— begin —
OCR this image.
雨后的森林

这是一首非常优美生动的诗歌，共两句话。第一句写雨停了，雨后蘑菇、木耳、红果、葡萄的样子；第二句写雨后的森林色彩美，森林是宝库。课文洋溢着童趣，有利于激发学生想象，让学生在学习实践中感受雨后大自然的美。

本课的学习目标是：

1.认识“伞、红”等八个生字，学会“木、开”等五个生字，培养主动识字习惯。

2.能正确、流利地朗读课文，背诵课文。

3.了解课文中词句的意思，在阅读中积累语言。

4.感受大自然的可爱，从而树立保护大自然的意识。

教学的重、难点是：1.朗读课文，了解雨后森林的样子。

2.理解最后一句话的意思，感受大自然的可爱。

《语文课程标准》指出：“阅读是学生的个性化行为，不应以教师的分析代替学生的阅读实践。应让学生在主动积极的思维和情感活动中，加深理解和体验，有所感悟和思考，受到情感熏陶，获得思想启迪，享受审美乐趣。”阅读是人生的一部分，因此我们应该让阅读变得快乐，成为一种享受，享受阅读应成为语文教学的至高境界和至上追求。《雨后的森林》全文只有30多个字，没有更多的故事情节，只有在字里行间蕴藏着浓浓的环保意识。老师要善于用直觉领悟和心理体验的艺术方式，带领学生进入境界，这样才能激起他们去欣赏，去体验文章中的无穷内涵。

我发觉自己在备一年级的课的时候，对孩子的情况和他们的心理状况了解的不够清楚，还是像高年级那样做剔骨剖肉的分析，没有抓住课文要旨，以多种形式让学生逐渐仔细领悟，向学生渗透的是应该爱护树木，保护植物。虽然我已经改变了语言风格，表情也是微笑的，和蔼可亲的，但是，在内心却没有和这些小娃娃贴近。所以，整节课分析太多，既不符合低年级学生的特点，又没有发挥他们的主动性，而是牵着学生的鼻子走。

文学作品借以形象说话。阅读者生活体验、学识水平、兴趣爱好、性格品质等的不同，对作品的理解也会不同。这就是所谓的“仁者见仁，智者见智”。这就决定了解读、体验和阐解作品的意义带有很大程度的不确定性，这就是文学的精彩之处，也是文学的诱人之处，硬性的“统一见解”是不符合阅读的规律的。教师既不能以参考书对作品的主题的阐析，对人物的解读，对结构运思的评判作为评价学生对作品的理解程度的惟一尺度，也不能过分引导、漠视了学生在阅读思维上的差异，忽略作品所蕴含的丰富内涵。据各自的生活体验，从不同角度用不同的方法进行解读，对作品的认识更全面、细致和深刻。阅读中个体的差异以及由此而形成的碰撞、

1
— end —
◆ Stated exercise: Output the records above in their entirety, exactly.

◆ Response:
OCR this image.
雨后的森林

这是一首非常优美生动的诗歌，共两句话。第一句写雨停了，雨后蘑菇、木耳、红果、葡萄的样子；第二句写雨后的森林色彩美，森林是宝库。课文洋溢着童趣，有利于激发学生想象，让学生在学习实践中感受雨后大自然的美。

本课的学习目标是：

1.认识“伞、红”等八个生字，学会“木、开”等五个生字，培养主动识字习惯。

2.能正确、流利地朗读课文，背诵课文。

3.了解课文中词句的意思，在阅读中积累语言。

4.感受大自然的可爱，从而树立保护大自然的意识。

教学的重、难点是：1.朗读课文，了解雨后森林的样子。

2.理解最后一句话的意思，感受大自然的可爱。

《语文课程标准》指出：“阅读是学生的个性化行为，不应以教师的分析代替学生的阅读实践。应让学生在主动积极的思维和情感活动中，加深理解和体验，有所感悟和思考，受到情感熏陶，获得思想启迪，享受审美乐趣。”阅读是人生的一部分，因此我们应该让阅读变得快乐，成为一种享受，享受阅读应成为语文教学的至高境界和至上追求。《雨后的森林》全文只有30多个字，没有更多的故事情节，只有在字里行间蕴藏着浓浓的环保意识。老师要善于用直觉领悟和心理体验的艺术方式，带领学生进入境界，这样才能激起他们去欣赏，去体验文章中的无穷内涵。

我发觉自己在备一年级的课的时候，对孩子的情况和他们的心理状况了解的不够清楚，还是像高年级那样做剔骨剖肉的分析，没有抓住课文要旨，以多种形式让学生逐渐仔细领悟，向学生渗透的是应该爱护树木，保护植物。虽然我已经改变了语言风格，表情也是微笑的，和蔼可亲的，但是，在内心却没有和这些小娃娃贴近。所以，整节课分析太多，既不符合低年级学生的特点，又没有发挥他们的主动性，而是牵着学生的鼻子走。

文学作品借以形象说话。阅读者生活体验、学识水平、兴趣爱好、性格品质等的不同，对作品的理解也会不同。这就是所谓的“仁者见仁，智者见智”。这就决定了解读、体验和阐解作品的意义带有很大程度的不确定性，这就是文学的精彩之处，也是文学的诱人之处，硬性的“统一见解”是不符合阅读的规律的。教师既不能以参考书对作品的主题的阐析，对人物的解读，对结构运思的评判作为评价学生对作品的理解程度的惟一尺度，也不能过分引导、漠视了学生在阅读思维上的差异，忽略作品所蕴含的丰富内涵。据各自的生活体验，从不同角度用不同的方法进行解读，对作品的认识更全面、细致和深刻。阅读中个体的差异以及由此而形成的碰撞、

1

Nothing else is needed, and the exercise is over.